REQUIREMENTS >> Gather all lines from the material that contain "signal".
═════ DATA LINES
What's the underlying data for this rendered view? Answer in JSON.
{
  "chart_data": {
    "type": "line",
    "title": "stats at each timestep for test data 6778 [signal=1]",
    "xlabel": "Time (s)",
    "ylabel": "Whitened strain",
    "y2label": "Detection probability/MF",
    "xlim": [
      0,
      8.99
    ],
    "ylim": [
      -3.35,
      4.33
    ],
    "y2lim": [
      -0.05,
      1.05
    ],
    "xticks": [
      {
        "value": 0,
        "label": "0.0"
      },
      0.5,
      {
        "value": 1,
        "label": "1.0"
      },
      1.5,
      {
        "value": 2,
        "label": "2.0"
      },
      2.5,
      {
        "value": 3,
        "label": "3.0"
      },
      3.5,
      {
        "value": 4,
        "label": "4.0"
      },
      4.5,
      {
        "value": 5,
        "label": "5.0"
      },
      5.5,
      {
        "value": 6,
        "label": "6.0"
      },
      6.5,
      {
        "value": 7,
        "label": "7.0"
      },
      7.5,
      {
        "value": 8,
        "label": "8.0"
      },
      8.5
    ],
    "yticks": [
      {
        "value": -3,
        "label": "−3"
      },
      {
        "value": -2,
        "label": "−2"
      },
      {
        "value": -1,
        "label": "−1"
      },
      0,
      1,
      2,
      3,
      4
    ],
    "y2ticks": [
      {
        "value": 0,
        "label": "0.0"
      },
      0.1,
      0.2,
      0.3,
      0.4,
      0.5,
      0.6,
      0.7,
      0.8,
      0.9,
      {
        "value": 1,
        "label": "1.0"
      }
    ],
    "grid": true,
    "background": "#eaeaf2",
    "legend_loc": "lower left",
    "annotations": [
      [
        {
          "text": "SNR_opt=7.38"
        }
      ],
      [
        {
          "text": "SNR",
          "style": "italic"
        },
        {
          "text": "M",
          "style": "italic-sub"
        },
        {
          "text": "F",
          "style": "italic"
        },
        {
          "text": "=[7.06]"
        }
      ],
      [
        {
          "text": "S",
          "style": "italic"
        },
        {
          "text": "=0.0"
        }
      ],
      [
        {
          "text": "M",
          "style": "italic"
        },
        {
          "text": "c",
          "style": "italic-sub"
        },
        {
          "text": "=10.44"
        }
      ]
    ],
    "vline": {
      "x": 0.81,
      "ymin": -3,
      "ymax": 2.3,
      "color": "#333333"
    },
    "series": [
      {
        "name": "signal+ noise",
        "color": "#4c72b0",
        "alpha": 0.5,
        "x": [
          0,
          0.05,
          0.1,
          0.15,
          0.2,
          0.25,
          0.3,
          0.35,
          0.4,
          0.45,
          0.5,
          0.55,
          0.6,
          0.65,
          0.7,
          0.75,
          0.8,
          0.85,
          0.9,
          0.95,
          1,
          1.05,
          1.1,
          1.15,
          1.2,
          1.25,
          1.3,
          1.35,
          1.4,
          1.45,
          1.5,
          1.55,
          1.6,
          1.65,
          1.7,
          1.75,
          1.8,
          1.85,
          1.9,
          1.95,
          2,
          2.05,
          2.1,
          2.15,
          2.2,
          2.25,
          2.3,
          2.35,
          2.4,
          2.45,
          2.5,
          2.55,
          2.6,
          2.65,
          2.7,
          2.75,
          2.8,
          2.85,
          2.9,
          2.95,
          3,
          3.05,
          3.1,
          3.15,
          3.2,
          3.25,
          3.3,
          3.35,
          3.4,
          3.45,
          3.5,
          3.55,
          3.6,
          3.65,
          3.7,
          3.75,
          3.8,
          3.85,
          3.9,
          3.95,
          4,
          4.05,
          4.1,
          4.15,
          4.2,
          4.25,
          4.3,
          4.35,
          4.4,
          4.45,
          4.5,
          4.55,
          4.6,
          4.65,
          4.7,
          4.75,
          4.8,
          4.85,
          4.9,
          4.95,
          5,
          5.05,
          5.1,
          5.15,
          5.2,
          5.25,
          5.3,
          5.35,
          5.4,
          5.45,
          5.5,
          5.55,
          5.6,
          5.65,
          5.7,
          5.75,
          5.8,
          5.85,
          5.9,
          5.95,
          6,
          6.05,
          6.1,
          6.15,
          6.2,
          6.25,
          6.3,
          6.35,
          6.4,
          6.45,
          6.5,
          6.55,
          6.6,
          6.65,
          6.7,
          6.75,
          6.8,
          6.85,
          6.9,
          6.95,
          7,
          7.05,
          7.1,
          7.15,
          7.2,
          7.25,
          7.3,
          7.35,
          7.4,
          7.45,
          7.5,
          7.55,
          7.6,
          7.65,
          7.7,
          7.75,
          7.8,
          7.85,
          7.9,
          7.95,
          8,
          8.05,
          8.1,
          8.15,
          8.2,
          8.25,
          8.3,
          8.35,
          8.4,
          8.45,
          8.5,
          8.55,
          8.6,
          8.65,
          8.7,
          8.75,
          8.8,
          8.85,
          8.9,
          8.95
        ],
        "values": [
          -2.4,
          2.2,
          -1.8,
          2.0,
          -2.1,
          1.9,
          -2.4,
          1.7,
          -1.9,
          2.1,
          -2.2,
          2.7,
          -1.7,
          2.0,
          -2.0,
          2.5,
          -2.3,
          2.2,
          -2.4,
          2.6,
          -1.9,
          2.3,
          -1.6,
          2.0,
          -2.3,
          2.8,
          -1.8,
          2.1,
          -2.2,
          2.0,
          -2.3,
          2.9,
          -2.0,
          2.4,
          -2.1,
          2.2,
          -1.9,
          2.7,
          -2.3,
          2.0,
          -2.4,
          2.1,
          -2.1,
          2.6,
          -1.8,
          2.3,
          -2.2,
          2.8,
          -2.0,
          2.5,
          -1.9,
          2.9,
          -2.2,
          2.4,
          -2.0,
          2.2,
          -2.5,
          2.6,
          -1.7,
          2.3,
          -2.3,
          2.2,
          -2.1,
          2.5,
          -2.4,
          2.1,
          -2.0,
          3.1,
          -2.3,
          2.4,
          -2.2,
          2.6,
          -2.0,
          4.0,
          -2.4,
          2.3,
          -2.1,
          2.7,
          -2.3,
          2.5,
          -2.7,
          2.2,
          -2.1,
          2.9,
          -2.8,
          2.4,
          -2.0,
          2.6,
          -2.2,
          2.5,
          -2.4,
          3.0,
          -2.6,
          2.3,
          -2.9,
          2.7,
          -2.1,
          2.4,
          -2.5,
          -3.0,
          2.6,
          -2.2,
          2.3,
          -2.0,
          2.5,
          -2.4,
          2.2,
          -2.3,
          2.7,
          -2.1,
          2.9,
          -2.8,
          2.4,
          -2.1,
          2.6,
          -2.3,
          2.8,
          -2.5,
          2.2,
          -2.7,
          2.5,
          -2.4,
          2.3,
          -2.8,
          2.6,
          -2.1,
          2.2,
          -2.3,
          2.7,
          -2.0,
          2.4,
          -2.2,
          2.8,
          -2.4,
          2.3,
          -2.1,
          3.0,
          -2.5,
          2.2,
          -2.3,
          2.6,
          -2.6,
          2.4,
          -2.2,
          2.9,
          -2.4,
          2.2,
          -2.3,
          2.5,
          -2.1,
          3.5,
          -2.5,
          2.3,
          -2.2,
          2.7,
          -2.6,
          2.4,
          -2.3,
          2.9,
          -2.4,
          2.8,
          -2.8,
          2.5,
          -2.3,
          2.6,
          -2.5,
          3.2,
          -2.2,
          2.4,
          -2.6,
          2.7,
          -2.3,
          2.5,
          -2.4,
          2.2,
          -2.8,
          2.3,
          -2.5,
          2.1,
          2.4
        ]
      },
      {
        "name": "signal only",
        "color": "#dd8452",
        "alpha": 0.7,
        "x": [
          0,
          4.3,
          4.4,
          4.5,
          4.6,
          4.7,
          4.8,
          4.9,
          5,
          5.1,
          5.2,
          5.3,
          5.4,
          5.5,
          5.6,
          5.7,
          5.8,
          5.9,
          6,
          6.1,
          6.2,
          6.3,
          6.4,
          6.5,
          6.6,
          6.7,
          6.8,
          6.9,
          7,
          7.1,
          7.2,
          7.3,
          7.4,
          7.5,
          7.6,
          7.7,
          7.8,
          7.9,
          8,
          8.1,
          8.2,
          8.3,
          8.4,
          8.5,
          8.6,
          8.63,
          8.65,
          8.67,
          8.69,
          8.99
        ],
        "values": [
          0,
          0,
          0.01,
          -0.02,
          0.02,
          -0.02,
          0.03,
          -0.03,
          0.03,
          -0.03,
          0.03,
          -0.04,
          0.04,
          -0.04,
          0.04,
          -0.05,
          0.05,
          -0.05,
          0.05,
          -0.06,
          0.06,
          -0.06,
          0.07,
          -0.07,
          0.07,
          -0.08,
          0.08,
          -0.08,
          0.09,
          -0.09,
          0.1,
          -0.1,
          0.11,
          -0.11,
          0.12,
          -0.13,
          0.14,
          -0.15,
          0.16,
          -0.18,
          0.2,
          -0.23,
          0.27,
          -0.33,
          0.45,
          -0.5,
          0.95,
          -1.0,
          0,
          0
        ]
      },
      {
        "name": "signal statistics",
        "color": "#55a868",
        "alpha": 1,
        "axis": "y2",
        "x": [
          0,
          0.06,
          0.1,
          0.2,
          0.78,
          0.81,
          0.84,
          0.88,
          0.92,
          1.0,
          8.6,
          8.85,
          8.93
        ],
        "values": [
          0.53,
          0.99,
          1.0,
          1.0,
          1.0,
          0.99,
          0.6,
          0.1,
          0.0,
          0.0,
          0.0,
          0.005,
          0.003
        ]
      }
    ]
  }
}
══════════
THE RESULT >>
    "title": "stats at each timestep for test data 6778 [signal=1]",
        "name": "signal+ noise",
        "name": "signal only",
        "name": "signal statistics",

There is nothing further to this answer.